- WHAT YOU SHOULD DO -
Below are some records; repeat them all exactly, minus the pictures.

- WORKING DATA -

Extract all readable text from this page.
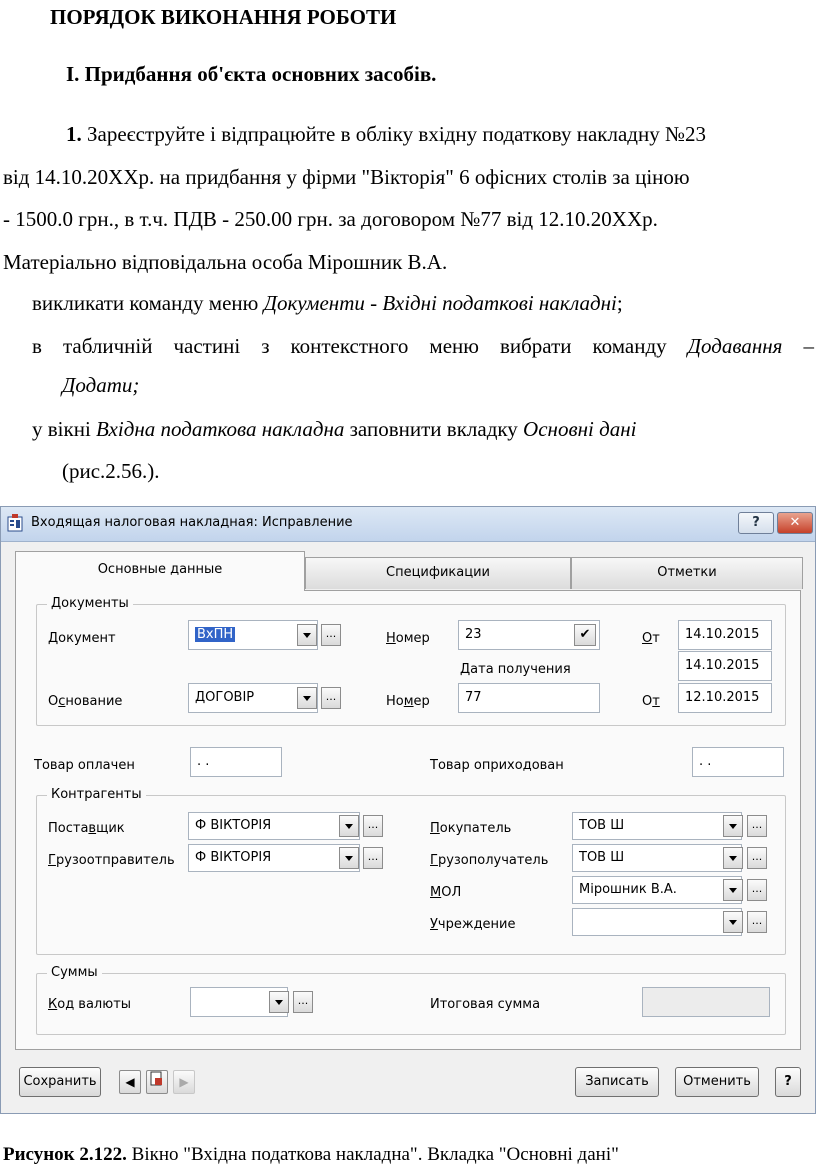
ПОРЯДОК ВИКОНАННЯ РОБОТИ
І. Придбання об'єкта основних засобів.
1. Зареєструйте і відпрацюйте в обліку вхідну податкову накладну №23
від 14.10.20ХХр. на придбання у фірми "Вікторія" 6 офісних столів за ціною
- 1500.0 грн., в т.ч. ПДВ - 250.00 грн. за договором №77 від 12.10.20ХХр.
Матеріально відповідальна особа Мірошник В.А.
викликати команду меню Документи - Вхідні податкові накладні;
в табличній частині з контекстного меню вибрати команду Додавання –
Додати;
у вікні Вхідна податкова накладна заповнити вкладку Основні дані
(рис.2.56.).
Входящая налоговая накладная: Исправление	?	✕
Основные данные	Спецификации	Отметки
Документы
Документ	ВхПН	...	Номер	23	✔	От	14.10.2015
Дата получения	14.10.2015
Основание	ДОГОВІР	...	Номер	77	От	12.10.2015
Товар оплачен	. .	Товар оприходован	. .
Контрагенты
Поставщик	Ф ВІКТОРІЯ	...
Грузоотправитель	Ф ВІКТОРІЯ	...
Покупатель	ТОВ Ш	...
Грузополучатель	ТОВ Ш	...
МОЛ	Мірошник В.А.	...
Учреждение	...
Суммы
Код валюты	...	Итоговая сумма
Сохранить	◀	▶	Записать	Отменить	?
Рисунок 2.122. Вікно "Вхідна податкова накладна". Вкладка "Основні дані"
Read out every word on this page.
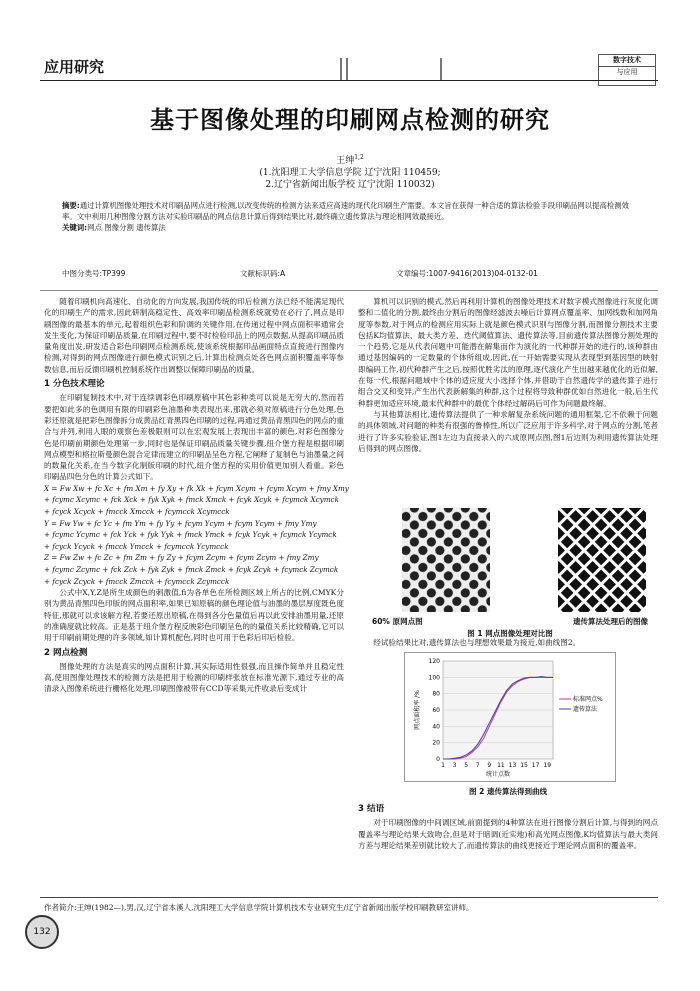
应用研究	数字技术
与应用
基于图像处理的印刷网点检测的研究
王绅$^{1,2}$
(1.沈阳理工大学信息学院 辽宁沈阳 110459;
2.辽宁省新闻出版学校 辽宁沈阳 110032)
摘要:通过计算机图像处理技术对印刷品网点进行检测,以改变传统的检测方法来适应高速的现代化印刷生产需要。本文旨在获得一种合适的算法检验手段印刷品网以提高检测效率。文中利用几种图像分割方法对实验印刷品的网点信息计算后得到结果比对,最终确立遗传算法与理论相网效最接近。
关键词:网点 图像分割 遗传算法
中图分类号:TP399	文献标识码:A	文章编号:1007-9416(2013)04-0132-01

随着印刷机向高速化、自动化的方向发展,我国传统的印后检测方法已经不能满足现代化的印刷生产的需求,因此研制高稳定性、高效率印刷品检测系统就势在必行了,网点是印刷图像的最基本的单元,起着组织色彩和阶调的关键作用,在传递过程中网点面积率通常会发生变化,为保证印刷品质量,在印刷过程中,要不时检验印品上的网点数据,从提高印刷品质量角度出发,研发适合彩色印刷网点检测系统,使该系统根据印品画面特点直接进行图像内检测,对得到的网点图像进行颜色模式识别之后,计算出检测点处各色网点面积覆盖率等参数信息,而后反馈印刷机控制系统作出调整以保障印刷品的质量。

1 分色技术理论

在印刷复制技术中,对于连续调彩色印刷原稿中其色彩种类可以说是无穷大的,然而若要把如此多的色调用有限的印刷彩色油墨种类表现出来,那就必须对原稿进行分色处理,色彩还原就是把彩色图像拆分成黄品红青黑四色印刷的过程,再通过黄品青黑四色的网点的重合与并列,利用人眼的观察色差极限则可以在宏观发展上表现出丰富的颜色,对彩色图像分色是印刷前期颜色处理第一步,同时也是保证印刷品质量关键步骤,纽介堡方程是根据印刷网点模型和格拉斯曼颜色混合定律而建立的印刷品呈色方程,它阐释了复制色与油墨量之间的数量化关系,在当今数字化制版印刷的时代,纽介堡方程的实用价值更加别人看重。彩色印刷品四色分色的计算公式如下。

X = Fw Xw + fc Xc + fm Xm + fy Xy + fk Xk + fcym Xcym + fcym Xcym + fmy Xmy
+ fcymc Xcymc + fck Xck + fyk Xyk + fmck Xmck + fcyk Xcyk + fcymck Xcymck
+ fcyck Xcyck + fmcck Xmcck + fcymcck Xcymcck
Y = Fw Yw + fc Yc + fm Ym + fy Yy + fcym Ycym + fcym Ycym + fmy Ymy
+ fcymc Ycymc + fck Yck + fyk Yyk + fmck Ymck + fcyk Ycyk + fcymck Ycymck
+ fcyck Ycyck + fmcck Ymcck + fcymcck Ycymcck
Z = Fw Zw + fc Zc + fm Zm + fy Zy + fcym Zcym + fcym Zcym + fmy Zmy
+ fcymc Zcymc + fck Zck + fyk Zyk + fmck Zmck + fcyk Zcyk + fcymck Zcymck
+ fcyck Zcyck + fmcck Zmcck + fcymcck Zcymcck

公式中X,Y,Z是所生成颜色的刺激值,fi为各单色在所检测区域上所占的比例,CMYK分别为黄品青黑四色印版的网点面积率,如果已知原稿的颜色理论值与油墨的墨层厚度既色度特征,那就可以求该解方程,若要还原出原稿,在得到各分色量值后再以此安排油墨用量,还原的准确度就比较高。正是基于纽介堡方程反映彩色印刷呈色的的量值关系比较精确,它可以用于印刷前期处理的许多领域,如计算机配色,同时也可用于色彩后印后检验。

2 网点检测

图像处理的方法是真实的网点面积计算,其实际适用性很强,而且操作简单并且稳定性高,使用图像处理技术的检测方法是把用于检测的印刷样张放在标准光源下,通过专业的高清录入图像系统进行栅格化处理,印刷图像被带有CCD等采集元件收录后变成计

算机可以识别的模式,然后再利用计算机的图像处理技术对数字模式图像进行灰度化调整和二值化的分割,最终由分割后的图像经滤波去噪后计算网点覆盖率、加网线数和加网角度等参数,对于网点的检测应用实际上就是颜色模式识别与图像分割,而图像分割技术主要包括K均值算法、最大类方差、迭代阈值算法、遗传算法等,目前遗传算法图像分割处理的一个趋势,它是从代表问题中可能潜在解集而作为演化的一代种群开始的进行的,该种群由通过基因编码的一定数量的个体所组成,因此,在一开始需要实现从表现型到基因型的映射即编码工作,初代种群产生之后,按照优胜劣汰的原理,逐代演化产生出越来越优化的近似解,在每一代,根据问题域中个体的适应度大小选择个体,并借助于自然遗传学的遗传算子进行组合交叉和变异,产生出代表新解集的种群,这个过程将导致种群优如自然进化一般,后生代种群更加适应环境,最末代种群中的最优个体经过解码后可作为问题最终解。

与其他算法相比,遗传算法提供了一种求解复杂系统问题的通用框架,它不依赖于问题的具体领域,对问题的种类有很强的鲁棒性,所以广泛应用于许多科学,对于网点的分割,笔者进行了许多实验验证,图1左边为直接录入的六成原网点图,图1后边则为利用遗传算法处理后得到的网点图像。

60% 原网点图	遗传算法处理后的图像
图 1 网点图像处理对比图

经试验结果比对,遗传算法也与理想效果最为接近,如曲线图2。

0
20
40
60
80
100
120
1 3 5 7 9 11 13 15 17 19
统计点数
网点面积率 /%	标准网点%
遗传算法
图 2 遗传算法得到曲线
3 结语

对于印刷图像的中间调区域,前面提到的4种算法在进行图像分割后计算,与得到的网点覆盖率与理论结果大致吻合,但是对于暗调(近实地)和高光网点图像,K均值算法与最大类间方差与理论结果差别就比较大了,而遗传算法的曲线更接近于理论网点面积的覆盖率。

作者简介:王绅(1982—),男,汉,辽宁省本溪人,沈阳理工大学信息学院计算机技术专业研究生/辽宁省新闻出版学校印刷教研室讲师。
132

- RESULT OF THE TASK -
Extract all readable text from this page.
ПОРЯДОК ВИКОНАННЯ РОБОТИ
І. Придбання об'єкта основних засобів.
1. Зареєструйте і відпрацюйте в обліку вхідну податкову накладну №23
від 14.10.20ХХр. на придбання у фірми "Вікторія" 6 офісних столів за ціною
- 1500.0 грн., в т.ч. ПДВ - 250.00 грн. за договором №77 від 12.10.20ХХр.
Матеріально відповідальна особа Мірошник В.А.
викликати команду меню Документи - Вхідні податкові накладні;
в табличній частині з контекстного меню вибрати команду Додавання –
Додати;
у вікні Вхідна податкова накладна заповнити вкладку Основні дані
(рис.2.56.).
Входящая налоговая накладная: Исправление	?	✕
Основные данные	Спецификации	Отметки
Документы
Документ	ВхПН	...	Номер	23	✔	От	14.10.2015
Дата получения	14.10.2015
Основание	ДОГОВІР	...	Номер	77	От	12.10.2015
Товар оплачен	. .	Товар оприходован	. .
Контрагенты
Поставщик	Ф ВІКТОРІЯ	...
Грузоотправитель	Ф ВІКТОРІЯ	...
Покупатель	ТОВ Ш	...
Грузополучатель	ТОВ Ш	...
МОЛ	Мірошник В.А.	...
Учреждение	...
Суммы
Код валюты	...	Итоговая сумма
Сохранить	◀	▶	Записать	Отменить	?
Рисунок 2.122. Вікно "Вхідна податкова накладна". Вкладка "Основні дані"
Read out every word on this page.
应用研究	数字技术
与应用
基于图像处理的印刷网点检测的研究
王绅$^{1,2}$
(1.沈阳理工大学信息学院 辽宁沈阳 110459;
2.辽宁省新闻出版学校 辽宁沈阳 110032)
摘要:通过计算机图像处理技术对印刷品网点进行检测,以改变传统的检测方法来适应高速的现代化印刷生产需要。本文旨在获得一种合适的算法检验手段印刷品网以提高检测效率。文中利用几种图像分割方法对实验印刷品的网点信息计算后得到结果比对,最终确立遗传算法与理论相网效最接近。
关键词:网点 图像分割 遗传算法
中图分类号:TP399	文献标识码:A	文章编号:1007-9416(2013)04-0132-01

随着印刷机向高速化、自动化的方向发展,我国传统的印后检测方法已经不能满足现代化的印刷生产的需求,因此研制高稳定性、高效率印刷品检测系统就势在必行了,网点是印刷图像的最基本的单元,起着组织色彩和阶调的关键作用,在传递过程中网点面积率通常会发生变化,为保证印刷品质量,在印刷过程中,要不时检验印品上的网点数据,从提高印刷品质量角度出发,研发适合彩色印刷网点检测系统,使该系统根据印品画面特点直接进行图像内检测,对得到的网点图像进行颜色模式识别之后,计算出检测点处各色网点面积覆盖率等参数信息,而后反馈印刷机控制系统作出调整以保障印刷品的质量。

1 分色技术理论

在印刷复制技术中,对于连续调彩色印刷原稿中其色彩种类可以说是无穷大的,然而若要把如此多的色调用有限的印刷彩色油墨种类表现出来,那就必须对原稿进行分色处理,色彩还原就是把彩色图像拆分成黄品红青黑四色印刷的过程,再通过黄品青黑四色的网点的重合与并列,利用人眼的观察色差极限则可以在宏观发展上表现出丰富的颜色,对彩色图像分色是印刷前期颜色处理第一步,同时也是保证印刷品质量关键步骤,纽介堡方程是根据印刷网点模型和格拉斯曼颜色混合定律而建立的印刷品呈色方程,它阐释了复制色与油墨量之间的数量化关系,在当今数字化制版印刷的时代,纽介堡方程的实用价值更加别人看重。彩色印刷品四色分色的计算公式如下。

X = Fw Xw + fc Xc + fm Xm + fy Xy + fk Xk + fcym Xcym + fcym Xcym + fmy Xmy
+ fcymc Xcymc + fck Xck + fyk Xyk + fmck Xmck + fcyk Xcyk + fcymck Xcymck
+ fcyck Xcyck + fmcck Xmcck + fcymcck Xcymcck
Y = Fw Yw + fc Yc + fm Ym + fy Yy + fcym Ycym + fcym Ycym + fmy Ymy
+ fcymc Ycymc + fck Yck + fyk Yyk + fmck Ymck + fcyk Ycyk + fcymck Ycymck
+ fcyck Ycyck + fmcck Ymcck + fcymcck Ycymcck
Z = Fw Zw + fc Zc + fm Zm + fy Zy + fcym Zcym + fcym Zcym + fmy Zmy
+ fcymc Zcymc + fck Zck + fyk Zyk + fmck Zmck + fcyk Zcyk + fcymck Zcymck
+ fcyck Zcyck + fmcck Zmcck + fcymcck Zcymcck

公式中X,Y,Z是所生成颜色的刺激值,fi为各单色在所检测区域上所占的比例,CMYK分别为黄品青黑四色印版的网点面积率,如果已知原稿的颜色理论值与油墨的墨层厚度既色度特征,那就可以求该解方程,若要还原出原稿,在得到各分色量值后再以此安排油墨用量,还原的准确度就比较高。正是基于纽介堡方程反映彩色印刷呈色的的量值关系比较精确,它可以用于印刷前期处理的许多领域,如计算机配色,同时也可用于色彩后印后检验。

2 网点检测

图像处理的方法是真实的网点面积计算,其实际适用性很强,而且操作简单并且稳定性高,使用图像处理技术的检测方法是把用于检测的印刷样张放在标准光源下,通过专业的高清录入图像系统进行栅格化处理,印刷图像被带有CCD等采集元件收录后变成计

算机可以识别的模式,然后再利用计算机的图像处理技术对数字模式图像进行灰度化调整和二值化的分割,最终由分割后的图像经滤波去噪后计算网点覆盖率、加网线数和加网角度等参数,对于网点的检测应用实际上就是颜色模式识别与图像分割,而图像分割技术主要包括K均值算法、最大类方差、迭代阈值算法、遗传算法等,目前遗传算法图像分割处理的一个趋势,它是从代表问题中可能潜在解集而作为演化的一代种群开始的进行的,该种群由通过基因编码的一定数量的个体所组成,因此,在一开始需要实现从表现型到基因型的映射即编码工作,初代种群产生之后,按照优胜劣汰的原理,逐代演化产生出越来越优化的近似解,在每一代,根据问题域中个体的适应度大小选择个体,并借助于自然遗传学的遗传算子进行组合交叉和变异,产生出代表新解集的种群,这个过程将导致种群优如自然进化一般,后生代种群更加适应环境,最末代种群中的最优个体经过解码后可作为问题最终解。

与其他算法相比,遗传算法提供了一种求解复杂系统问题的通用框架,它不依赖于问题的具体领域,对问题的种类有很强的鲁棒性,所以广泛应用于许多科学,对于网点的分割,笔者进行了许多实验验证,图1左边为直接录入的六成原网点图,图1后边则为利用遗传算法处理后得到的网点图像。

60% 原网点图	遗传算法处理后的图像
图 1 网点图像处理对比图

经试验结果比对,遗传算法也与理想效果最为接近,如曲线图2。

0
20
40
60
80
100
120
1 3 5 7 9 11 13 15 17 19
统计点数
网点面积率 /%	标准网点%
遗传算法
图 2 遗传算法得到曲线
3 结语

对于印刷图像的中间调区域,前面提到的4种算法在进行图像分割后计算,与得到的网点覆盖率与理论结果大致吻合,但是对于暗调(近实地)和高光网点图像,K均值算法与最大类间方差与理论结果差别就比较大了,而遗传算法的曲线更接近于理论网点面积的覆盖率。

作者简介:王绅(1982—),男,汉,辽宁省本溪人,沈阳理工大学信息学院计算机技术专业研究生/辽宁省新闻出版学校印刷教研室讲师。
132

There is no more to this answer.